───── RECORDS FOR THIS TASK ─────

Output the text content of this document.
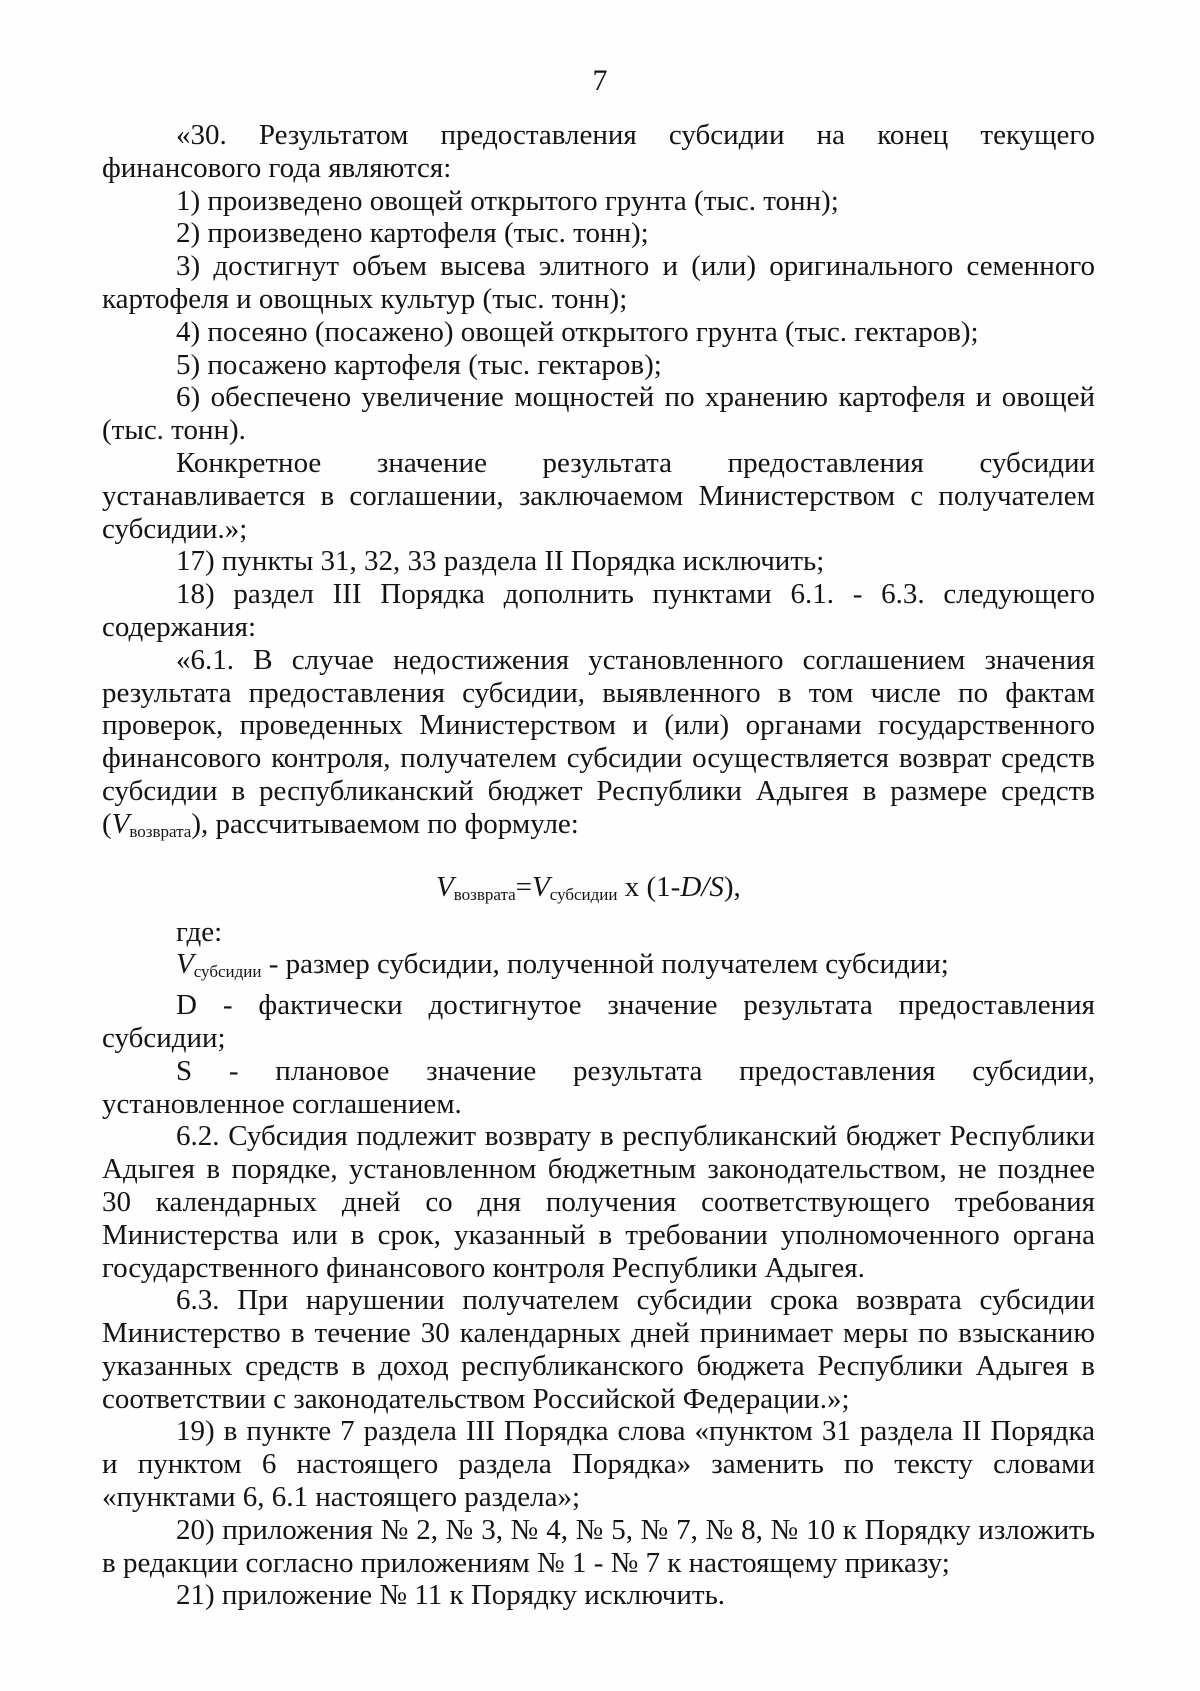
7

«30. Результатом предоставления субсидии на конец текущего финансового года являются:

1) произведено овощей открытого грунта (тыс. тонн);

2) произведено картофеля (тыс. тонн);

3) достигнут объем высева элитного и (или) оригинального семенного картофеля и овощных культур (тыс. тонн);

4) посеяно (посажено) овощей открытого грунта (тыс. гектаров);

5) посажено картофеля (тыс. гектаров);

6) обеспечено увеличение мощностей по хранению картофеля и овощей (тыс. тонн).

Конкретное значение результата предоставления субсидии устанавливается в соглашении, заключаемом Министерством с получателем субсидии.»;

17) пункты 31, 32, 33 раздела II Порядка исключить;

18) раздел III Порядка дополнить пунктами 6.1. - 6.3. следующего содержания:

«6.1. В случае недостижения установленного соглашением значения результата предоставления субсидии, выявленного в том числе по фактам проверок, проведенных Министерством и (или) органами государственного финансового контроля, получателем субсидии осуществляется возврат средств субсидии в республиканский бюджет Республики Адыгея в размере средств $(V_{возврата})$, рассчитываемом по формуле:

$V_{возврата}=V_{субсидии}$ х (1-D/S),

где:

$V_{субсидии}$ - размер субсидии, полученной получателем субсидии;

D - фактически достигнутое значение результата предоставления субсидии;

S - плановое значение результата предоставления субсидии, установленное соглашением.

6.2. Субсидия подлежит возврату в республиканский бюджет Республики Адыгея в порядке, установленном бюджетным законодательством, не позднее 30 календарных дней со дня получения соответствующего требования Министерства или в срок, указанный в требовании уполномоченного органа государственного финансового контроля Республики Адыгея.

6.3. При нарушении получателем субсидии срока возврата субсидии Министерство в течение 30 календарных дней принимает меры по взысканию указанных средств в доход республиканского бюджета Республики Адыгея в соответствии с законодательством Российской Федерации.»;

19) в пункте 7 раздела III Порядка слова «пунктом 31 раздела II Порядка и пунктом 6 настоящего раздела Порядка» заменить по тексту словами «пунктами 6, 6.1 настоящего раздела»;

20) приложения № 2, № 3, № 4, № 5, № 7, № 8, № 10 к Порядку изложить в редакции согласно приложениям № 1 - № 7 к настоящему приказу;

21) приложение № 11 к Порядку исключить.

─────

• **GIVEN PROBLEM**:
Using the listing above, gather each line that holds the string "пунктами" and copy it.

• **ANSWER FOR THE TASK**:
18) раздел III Порядка дополнить пунктами 6.1. - 6.3. следующего содержания:
19) в пункте 7 раздела III Порядка слова «пунктом 31 раздела II Порядка и пунктом 6 настоящего раздела Порядка» заменить по тексту словами «пунктами 6, 6.1 настоящего раздела»;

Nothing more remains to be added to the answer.